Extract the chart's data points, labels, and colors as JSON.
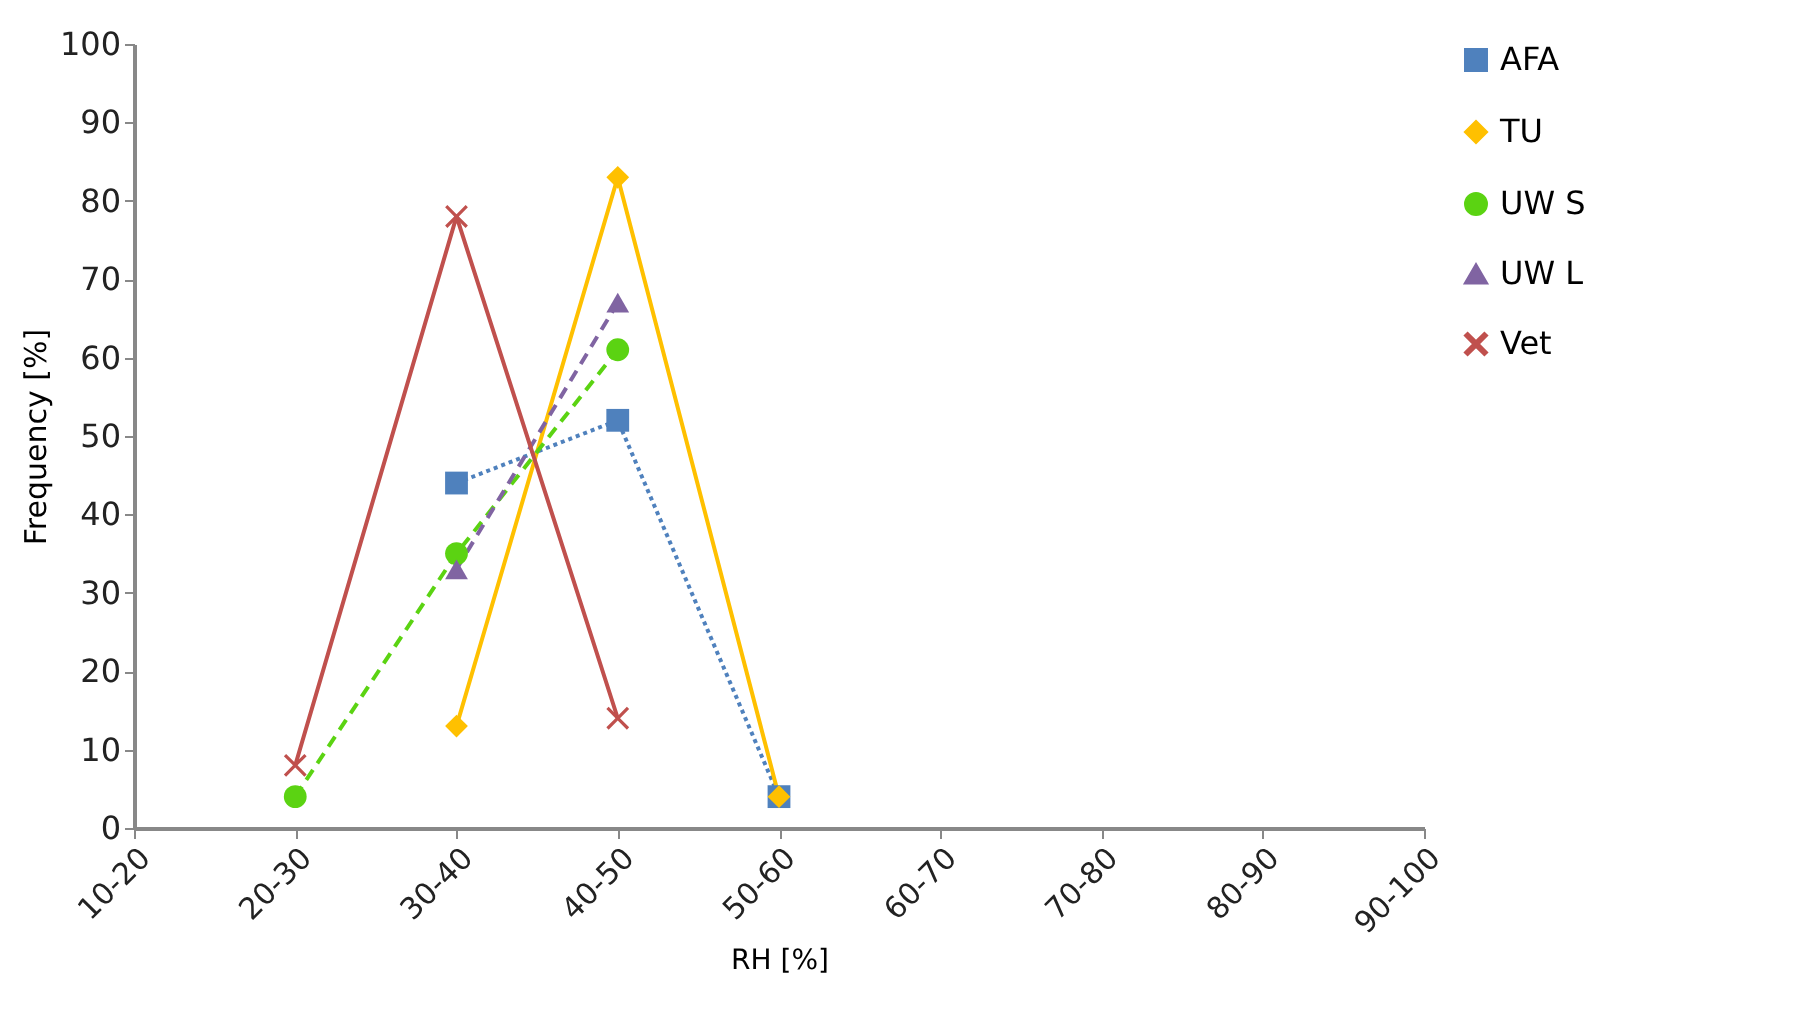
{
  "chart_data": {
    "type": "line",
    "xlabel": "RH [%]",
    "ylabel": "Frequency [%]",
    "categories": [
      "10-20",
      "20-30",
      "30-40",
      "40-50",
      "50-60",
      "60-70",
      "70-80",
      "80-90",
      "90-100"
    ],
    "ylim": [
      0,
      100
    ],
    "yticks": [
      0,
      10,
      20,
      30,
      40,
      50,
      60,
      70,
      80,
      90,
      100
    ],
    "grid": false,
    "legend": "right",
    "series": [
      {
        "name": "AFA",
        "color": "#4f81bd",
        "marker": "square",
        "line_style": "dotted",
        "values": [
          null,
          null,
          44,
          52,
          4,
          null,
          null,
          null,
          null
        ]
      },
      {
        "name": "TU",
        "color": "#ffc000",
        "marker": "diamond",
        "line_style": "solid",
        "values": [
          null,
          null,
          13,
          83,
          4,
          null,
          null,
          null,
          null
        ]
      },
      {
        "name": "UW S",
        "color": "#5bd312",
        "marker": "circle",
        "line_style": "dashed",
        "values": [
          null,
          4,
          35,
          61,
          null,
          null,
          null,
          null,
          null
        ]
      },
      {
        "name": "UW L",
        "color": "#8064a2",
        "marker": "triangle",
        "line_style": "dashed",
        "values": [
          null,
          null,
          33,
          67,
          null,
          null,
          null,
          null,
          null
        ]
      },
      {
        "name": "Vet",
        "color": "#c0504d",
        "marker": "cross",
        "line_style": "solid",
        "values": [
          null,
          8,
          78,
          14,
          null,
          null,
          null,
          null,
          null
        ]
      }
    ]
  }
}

──────

Restate each entry word for word, leaving out any pictures.

Extract the chart's data points, labels, and colors as JSON.
{
  "chart_data": {
    "type": "line",
    "xlabel": "RH [%]",
    "ylabel": "Frequency [%]",
    "categories": [
      "10-20",
      "20-30",
      "30-40",
      "40-50",
      "50-60",
      "60-70",
      "70-80",
      "80-90",
      "90-100"
    ],
    "ylim": [
      0,
      100
    ],
    "yticks": [
      0,
      10,
      20,
      30,
      40,
      50,
      60,
      70,
      80,
      90,
      100
    ],
    "grid": false,
    "legend": "right",
    "series": [
      {
        "name": "AFA",
        "color": "#4f81bd",
        "marker": "square",
        "line_style": "dotted",
        "values": [
          null,
          null,
          44,
          52,
          4,
          null,
          null,
          null,
          null
        ]
      },
      {
        "name": "TU",
        "color": "#ffc000",
        "marker": "diamond",
        "line_style": "solid",
        "values": [
          null,
          null,
          13,
          83,
          4,
          null,
          null,
          null,
          null
        ]
      },
      {
        "name": "UW S",
        "color": "#5bd312",
        "marker": "circle",
        "line_style": "dashed",
        "values": [
          null,
          4,
          35,
          61,
          null,
          null,
          null,
          null,
          null
        ]
      },
      {
        "name": "UW L",
        "color": "#8064a2",
        "marker": "triangle",
        "line_style": "dashed",
        "values": [
          null,
          null,
          33,
          67,
          null,
          null,
          null,
          null,
          null
        ]
      },
      {
        "name": "Vet",
        "color": "#c0504d",
        "marker": "cross",
        "line_style": "solid",
        "values": [
          null,
          8,
          78,
          14,
          null,
          null,
          null,
          null,
          null
        ]
      }
    ]
  }
}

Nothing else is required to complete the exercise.